start Records to process
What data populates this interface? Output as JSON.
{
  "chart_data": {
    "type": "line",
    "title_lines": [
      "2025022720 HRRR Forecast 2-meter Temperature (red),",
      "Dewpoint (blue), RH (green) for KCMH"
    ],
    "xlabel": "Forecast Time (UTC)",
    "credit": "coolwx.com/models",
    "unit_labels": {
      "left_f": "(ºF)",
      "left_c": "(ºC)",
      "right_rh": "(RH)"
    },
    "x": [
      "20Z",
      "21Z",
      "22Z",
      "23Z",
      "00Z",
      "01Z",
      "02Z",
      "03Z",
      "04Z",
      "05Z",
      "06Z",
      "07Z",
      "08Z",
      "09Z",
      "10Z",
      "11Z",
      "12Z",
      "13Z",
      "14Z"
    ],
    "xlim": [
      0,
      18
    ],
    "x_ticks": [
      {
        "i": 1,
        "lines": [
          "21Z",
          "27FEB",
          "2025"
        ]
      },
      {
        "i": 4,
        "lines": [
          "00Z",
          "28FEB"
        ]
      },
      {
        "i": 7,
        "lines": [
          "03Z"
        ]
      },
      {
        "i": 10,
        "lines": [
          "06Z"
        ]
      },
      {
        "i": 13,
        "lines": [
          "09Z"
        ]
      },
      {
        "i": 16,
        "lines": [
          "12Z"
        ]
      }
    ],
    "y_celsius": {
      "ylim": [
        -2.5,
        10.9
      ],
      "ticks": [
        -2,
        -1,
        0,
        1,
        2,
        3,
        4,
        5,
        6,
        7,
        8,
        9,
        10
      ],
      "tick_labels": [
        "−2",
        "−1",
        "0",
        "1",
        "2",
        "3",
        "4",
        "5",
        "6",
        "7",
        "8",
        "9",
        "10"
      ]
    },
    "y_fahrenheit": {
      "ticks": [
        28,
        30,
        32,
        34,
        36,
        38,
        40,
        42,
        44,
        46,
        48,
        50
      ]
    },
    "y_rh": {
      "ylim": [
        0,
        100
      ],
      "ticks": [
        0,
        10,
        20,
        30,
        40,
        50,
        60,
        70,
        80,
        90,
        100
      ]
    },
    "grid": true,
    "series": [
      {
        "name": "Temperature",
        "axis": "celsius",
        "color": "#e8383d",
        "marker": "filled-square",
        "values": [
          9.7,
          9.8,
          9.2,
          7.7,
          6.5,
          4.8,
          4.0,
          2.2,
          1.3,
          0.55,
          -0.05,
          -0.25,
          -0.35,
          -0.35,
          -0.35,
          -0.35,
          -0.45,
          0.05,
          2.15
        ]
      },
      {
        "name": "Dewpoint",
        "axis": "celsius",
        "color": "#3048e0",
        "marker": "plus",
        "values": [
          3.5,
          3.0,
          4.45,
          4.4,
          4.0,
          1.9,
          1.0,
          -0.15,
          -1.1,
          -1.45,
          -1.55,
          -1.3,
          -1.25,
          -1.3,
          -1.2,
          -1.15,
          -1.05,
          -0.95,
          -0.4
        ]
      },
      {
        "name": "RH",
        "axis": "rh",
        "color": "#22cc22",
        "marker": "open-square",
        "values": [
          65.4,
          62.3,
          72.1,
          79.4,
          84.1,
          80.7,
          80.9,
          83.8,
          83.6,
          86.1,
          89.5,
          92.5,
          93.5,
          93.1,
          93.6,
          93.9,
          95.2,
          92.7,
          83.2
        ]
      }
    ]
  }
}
end Records to process
Type the whole listing again, unaltered.

What data populates this interface? Output as JSON.
{
  "chart_data": {
    "type": "line",
    "title_lines": [
      "2025022720 HRRR Forecast 2-meter Temperature (red),",
      "Dewpoint (blue), RH (green) for KCMH"
    ],
    "xlabel": "Forecast Time (UTC)",
    "credit": "coolwx.com/models",
    "unit_labels": {
      "left_f": "(ºF)",
      "left_c": "(ºC)",
      "right_rh": "(RH)"
    },
    "x": [
      "20Z",
      "21Z",
      "22Z",
      "23Z",
      "00Z",
      "01Z",
      "02Z",
      "03Z",
      "04Z",
      "05Z",
      "06Z",
      "07Z",
      "08Z",
      "09Z",
      "10Z",
      "11Z",
      "12Z",
      "13Z",
      "14Z"
    ],
    "xlim": [
      0,
      18
    ],
    "x_ticks": [
      {
        "i": 1,
        "lines": [
          "21Z",
          "27FEB",
          "2025"
        ]
      },
      {
        "i": 4,
        "lines": [
          "00Z",
          "28FEB"
        ]
      },
      {
        "i": 7,
        "lines": [
          "03Z"
        ]
      },
      {
        "i": 10,
        "lines": [
          "06Z"
        ]
      },
      {
        "i": 13,
        "lines": [
          "09Z"
        ]
      },
      {
        "i": 16,
        "lines": [
          "12Z"
        ]
      }
    ],
    "y_celsius": {
      "ylim": [
        -2.5,
        10.9
      ],
      "ticks": [
        -2,
        -1,
        0,
        1,
        2,
        3,
        4,
        5,
        6,
        7,
        8,
        9,
        10
      ],
      "tick_labels": [
        "−2",
        "−1",
        "0",
        "1",
        "2",
        "3",
        "4",
        "5",
        "6",
        "7",
        "8",
        "9",
        "10"
      ]
    },
    "y_fahrenheit": {
      "ticks": [
        28,
        30,
        32,
        34,
        36,
        38,
        40,
        42,
        44,
        46,
        48,
        50
      ]
    },
    "y_rh": {
      "ylim": [
        0,
        100
      ],
      "ticks": [
        0,
        10,
        20,
        30,
        40,
        50,
        60,
        70,
        80,
        90,
        100
      ]
    },
    "grid": true,
    "series": [
      {
        "name": "Temperature",
        "axis": "celsius",
        "color": "#e8383d",
        "marker": "filled-square",
        "values": [
          9.7,
          9.8,
          9.2,
          7.7,
          6.5,
          4.8,
          4.0,
          2.2,
          1.3,
          0.55,
          -0.05,
          -0.25,
          -0.35,
          -0.35,
          -0.35,
          -0.35,
          -0.45,
          0.05,
          2.15
        ]
      },
      {
        "name": "Dewpoint",
        "axis": "celsius",
        "color": "#3048e0",
        "marker": "plus",
        "values": [
          3.5,
          3.0,
          4.45,
          4.4,
          4.0,
          1.9,
          1.0,
          -0.15,
          -1.1,
          -1.45,
          -1.55,
          -1.3,
          -1.25,
          -1.3,
          -1.2,
          -1.15,
          -1.05,
          -0.95,
          -0.4
        ]
      },
      {
        "name": "RH",
        "axis": "rh",
        "color": "#22cc22",
        "marker": "open-square",
        "values": [
          65.4,
          62.3,
          72.1,
          79.4,
          84.1,
          80.7,
          80.9,
          83.8,
          83.6,
          86.1,
          89.5,
          92.5,
          93.5,
          93.1,
          93.6,
          93.9,
          95.2,
          92.7,
          83.2
        ]
      }
    ]
  }
}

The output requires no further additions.